#### The task
Please quote every line of the listing below verbatim, with no changes.

>> begin Provided data

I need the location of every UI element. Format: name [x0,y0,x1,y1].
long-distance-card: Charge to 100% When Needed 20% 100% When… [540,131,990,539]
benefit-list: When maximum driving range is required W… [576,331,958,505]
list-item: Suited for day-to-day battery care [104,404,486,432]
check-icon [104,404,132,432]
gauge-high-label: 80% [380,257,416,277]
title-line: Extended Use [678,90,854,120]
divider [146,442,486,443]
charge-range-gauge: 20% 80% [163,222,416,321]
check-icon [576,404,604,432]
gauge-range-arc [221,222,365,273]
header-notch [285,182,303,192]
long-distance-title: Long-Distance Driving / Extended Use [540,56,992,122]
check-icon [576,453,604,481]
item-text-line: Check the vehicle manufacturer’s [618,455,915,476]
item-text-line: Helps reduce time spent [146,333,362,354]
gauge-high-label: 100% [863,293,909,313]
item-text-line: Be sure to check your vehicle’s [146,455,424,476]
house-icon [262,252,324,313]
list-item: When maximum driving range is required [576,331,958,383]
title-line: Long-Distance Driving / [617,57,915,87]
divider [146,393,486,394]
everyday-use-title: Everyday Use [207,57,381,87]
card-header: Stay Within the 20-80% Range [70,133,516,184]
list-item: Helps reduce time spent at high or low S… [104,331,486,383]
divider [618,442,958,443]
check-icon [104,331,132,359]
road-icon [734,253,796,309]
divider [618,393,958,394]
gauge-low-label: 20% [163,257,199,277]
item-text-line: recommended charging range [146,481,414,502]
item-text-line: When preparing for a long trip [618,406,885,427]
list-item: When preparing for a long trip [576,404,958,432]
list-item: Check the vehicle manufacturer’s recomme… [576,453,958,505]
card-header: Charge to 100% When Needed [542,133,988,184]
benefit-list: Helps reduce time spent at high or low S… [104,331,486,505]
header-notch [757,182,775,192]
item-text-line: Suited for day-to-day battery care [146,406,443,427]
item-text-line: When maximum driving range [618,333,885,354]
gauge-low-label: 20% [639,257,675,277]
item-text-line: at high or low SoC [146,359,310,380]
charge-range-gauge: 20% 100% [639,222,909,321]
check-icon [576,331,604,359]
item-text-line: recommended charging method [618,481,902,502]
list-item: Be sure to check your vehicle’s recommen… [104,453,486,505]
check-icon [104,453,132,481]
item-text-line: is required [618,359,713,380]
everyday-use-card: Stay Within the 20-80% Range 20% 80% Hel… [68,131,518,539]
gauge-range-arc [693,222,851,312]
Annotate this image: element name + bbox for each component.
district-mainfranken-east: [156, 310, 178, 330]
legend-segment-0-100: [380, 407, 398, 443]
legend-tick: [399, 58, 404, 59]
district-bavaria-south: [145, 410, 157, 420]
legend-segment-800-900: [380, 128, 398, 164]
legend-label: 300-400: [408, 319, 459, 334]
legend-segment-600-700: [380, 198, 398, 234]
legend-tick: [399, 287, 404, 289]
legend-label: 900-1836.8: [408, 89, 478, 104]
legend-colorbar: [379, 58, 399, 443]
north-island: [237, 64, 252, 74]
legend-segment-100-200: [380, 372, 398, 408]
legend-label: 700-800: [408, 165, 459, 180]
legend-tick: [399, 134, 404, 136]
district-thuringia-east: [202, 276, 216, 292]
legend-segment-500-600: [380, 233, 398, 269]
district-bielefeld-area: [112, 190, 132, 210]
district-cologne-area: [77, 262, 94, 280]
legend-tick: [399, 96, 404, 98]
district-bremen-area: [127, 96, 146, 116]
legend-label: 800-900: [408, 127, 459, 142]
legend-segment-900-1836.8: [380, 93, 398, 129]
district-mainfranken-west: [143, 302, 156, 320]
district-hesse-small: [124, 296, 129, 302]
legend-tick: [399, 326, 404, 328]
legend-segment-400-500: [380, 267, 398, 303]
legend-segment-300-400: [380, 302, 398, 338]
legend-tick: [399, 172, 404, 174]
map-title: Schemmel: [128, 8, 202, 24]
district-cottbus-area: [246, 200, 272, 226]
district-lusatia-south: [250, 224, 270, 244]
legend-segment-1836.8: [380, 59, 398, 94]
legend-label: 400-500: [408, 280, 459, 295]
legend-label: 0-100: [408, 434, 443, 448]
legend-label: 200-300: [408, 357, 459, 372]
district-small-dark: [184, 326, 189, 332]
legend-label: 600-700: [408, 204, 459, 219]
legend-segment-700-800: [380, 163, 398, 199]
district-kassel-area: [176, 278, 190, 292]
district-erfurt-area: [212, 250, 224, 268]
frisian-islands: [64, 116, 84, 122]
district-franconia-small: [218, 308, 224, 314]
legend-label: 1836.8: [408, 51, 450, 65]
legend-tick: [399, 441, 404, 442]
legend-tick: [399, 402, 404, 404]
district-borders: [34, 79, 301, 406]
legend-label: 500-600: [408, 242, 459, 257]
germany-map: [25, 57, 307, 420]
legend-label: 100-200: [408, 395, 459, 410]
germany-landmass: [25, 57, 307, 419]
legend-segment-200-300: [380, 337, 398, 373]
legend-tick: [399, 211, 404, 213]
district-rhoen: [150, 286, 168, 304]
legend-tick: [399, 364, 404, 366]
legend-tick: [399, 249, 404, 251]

>> end Provided data

#### Exercise result
I need the location of every UI element. Format: name [x0,y0,x1,y1].
long-distance-card: Charge to 100% When Needed 20% 100% When… [540,131,990,539]
benefit-list: When maximum driving range is required W… [576,331,958,505]
list-item: Suited for day-to-day battery care [104,404,486,432]
check-icon [104,404,132,432]
gauge-high-label: 80% [380,257,416,277]
title-line: Extended Use [678,90,854,120]
divider [146,442,486,443]
charge-range-gauge: 20% 80% [163,222,416,321]
check-icon [576,404,604,432]
gauge-range-arc [221,222,365,273]
header-notch [285,182,303,192]
long-distance-title: Long-Distance Driving / Extended Use [540,56,992,122]
check-icon [576,453,604,481]
item-text-line: Check the vehicle manufacturer’s [618,455,915,476]
item-text-line: Helps reduce time spent [146,333,362,354]
gauge-high-label: 100% [863,293,909,313]
item-text-line: Be sure to check your vehicle’s [146,455,424,476]
house-icon [262,252,324,313]
list-item: When maximum driving range is required [576,331,958,383]
title-line: Long-Distance Driving / [617,57,915,87]
divider [146,393,486,394]
everyday-use-title: Everyday Use [207,57,381,87]
card-header: Stay Within the 20-80% Range [70,133,516,184]
list-item: Helps reduce time spent at high or low S… [104,331,486,383]
divider [618,442,958,443]
check-icon [104,331,132,359]
road-icon [734,253,796,309]
divider [618,393,958,394]
gauge-low-label: 20% [163,257,199,277]
item-text-line: recommended charging range [146,481,414,502]
item-text-line: When preparing for a long trip [618,406,885,427]
list-item: When preparing for a long trip [576,404,958,432]
list-item: Check the vehicle manufacturer’s recomme… [576,453,958,505]
card-header: Charge to 100% When Needed [542,133,988,184]
benefit-list: Helps reduce time spent at high or low S… [104,331,486,505]
header-notch [757,182,775,192]
item-text-line: Suited for day-to-day battery care [146,406,443,427]
item-text-line: When maximum driving range [618,333,885,354]
gauge-low-label: 20% [639,257,675,277]
item-text-line: at high or low SoC [146,359,310,380]
charge-range-gauge: 20% 100% [639,222,909,321]
check-icon [576,331,604,359]
item-text-line: recommended charging method [618,481,902,502]
list-item: Be sure to check your vehicle’s recommen… [104,453,486,505]
check-icon [104,453,132,481]
item-text-line: is required [618,359,713,380]
everyday-use-card: Stay Within the 20-80% Range 20% 80% Hel… [68,131,518,539]
gauge-range-arc [693,222,851,312]
Annotate this image: element name + bbox for each component.
district-mainfranken-east: [156, 310, 178, 330]
legend-segment-0-100: [380, 407, 398, 443]
legend-tick: [399, 58, 404, 59]
district-bavaria-south: [145, 410, 157, 420]
legend-segment-800-900: [380, 128, 398, 164]
legend-label: 300-400: [408, 319, 459, 334]
legend-segment-600-700: [380, 198, 398, 234]
legend-tick: [399, 287, 404, 289]
legend-label: 900-1836.8: [408, 89, 478, 104]
legend-colorbar: [379, 58, 399, 443]
north-island: [237, 64, 252, 74]
legend-segment-100-200: [380, 372, 398, 408]
legend-label: 700-800: [408, 165, 459, 180]
legend-tick: [399, 134, 404, 136]
district-thuringia-east: [202, 276, 216, 292]
legend-segment-500-600: [380, 233, 398, 269]
district-bielefeld-area: [112, 190, 132, 210]
district-cologne-area: [77, 262, 94, 280]
legend-tick: [399, 96, 404, 98]
district-bremen-area: [127, 96, 146, 116]
legend-label: 800-900: [408, 127, 459, 142]
legend-segment-900-1836.8: [380, 93, 398, 129]
district-mainfranken-west: [143, 302, 156, 320]
district-hesse-small: [124, 296, 129, 302]
legend-tick: [399, 326, 404, 328]
legend-segment-400-500: [380, 267, 398, 303]
legend-segment-300-400: [380, 302, 398, 338]
legend-tick: [399, 172, 404, 174]
map-title: Schemmel: [128, 8, 202, 24]
district-cottbus-area: [246, 200, 272, 226]
district-lusatia-south: [250, 224, 270, 244]
legend-segment-1836.8: [380, 59, 398, 94]
legend-label: 400-500: [408, 280, 459, 295]
legend-label: 0-100: [408, 434, 443, 448]
legend-label: 200-300: [408, 357, 459, 372]
district-small-dark: [184, 326, 189, 332]
legend-label: 600-700: [408, 204, 459, 219]
legend-segment-700-800: [380, 163, 398, 199]
district-kassel-area: [176, 278, 190, 292]
district-erfurt-area: [212, 250, 224, 268]
frisian-islands: [64, 116, 84, 122]
district-franconia-small: [218, 308, 224, 314]
legend-label: 1836.8: [408, 51, 450, 65]
legend-tick: [399, 441, 404, 442]
legend-tick: [399, 402, 404, 404]
district-borders: [34, 79, 301, 406]
legend-label: 500-600: [408, 242, 459, 257]
germany-map: [25, 57, 307, 420]
legend-label: 100-200: [408, 395, 459, 410]
germany-landmass: [25, 57, 307, 419]
legend-segment-200-300: [380, 337, 398, 373]
legend-tick: [399, 211, 404, 213]
district-rhoen: [150, 286, 168, 304]
legend-tick: [399, 364, 404, 366]
legend-tick: [399, 249, 404, 251]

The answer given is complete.